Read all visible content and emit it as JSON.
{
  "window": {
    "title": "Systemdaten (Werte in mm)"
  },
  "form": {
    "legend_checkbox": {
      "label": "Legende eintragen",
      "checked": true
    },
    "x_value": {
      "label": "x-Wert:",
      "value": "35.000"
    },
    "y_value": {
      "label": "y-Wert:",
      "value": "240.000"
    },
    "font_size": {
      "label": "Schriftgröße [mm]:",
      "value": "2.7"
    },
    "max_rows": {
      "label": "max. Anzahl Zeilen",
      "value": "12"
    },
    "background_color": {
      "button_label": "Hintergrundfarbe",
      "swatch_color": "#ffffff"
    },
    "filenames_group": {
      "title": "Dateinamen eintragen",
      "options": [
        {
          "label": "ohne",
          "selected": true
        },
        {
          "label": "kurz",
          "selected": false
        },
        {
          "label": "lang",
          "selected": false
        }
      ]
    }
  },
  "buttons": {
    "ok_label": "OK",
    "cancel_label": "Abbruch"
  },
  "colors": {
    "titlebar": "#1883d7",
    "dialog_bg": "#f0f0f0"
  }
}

GIVEN EXERCISE — Give the listing above again, word for word.

THE RESULT —
Read all visible content and emit it as JSON.
{
  "window": {
    "title": "Systemdaten (Werte in mm)"
  },
  "form": {
    "legend_checkbox": {
      "label": "Legende eintragen",
      "checked": true
    },
    "x_value": {
      "label": "x-Wert:",
      "value": "35.000"
    },
    "y_value": {
      "label": "y-Wert:",
      "value": "240.000"
    },
    "font_size": {
      "label": "Schriftgröße [mm]:",
      "value": "2.7"
    },
    "max_rows": {
      "label": "max. Anzahl Zeilen",
      "value": "12"
    },
    "background_color": {
      "button_label": "Hintergrundfarbe",
      "swatch_color": "#ffffff"
    },
    "filenames_group": {
      "title": "Dateinamen eintragen",
      "options": [
        {
          "label": "ohne",
          "selected": true
        },
        {
          "label": "kurz",
          "selected": false
        },
        {
          "label": "lang",
          "selected": false
        }
      ]
    }
  },
  "buttons": {
    "ok_label": "OK",
    "cancel_label": "Abbruch"
  },
  "colors": {
    "titlebar": "#1883d7",
    "dialog_bg": "#f0f0f0"
  }
}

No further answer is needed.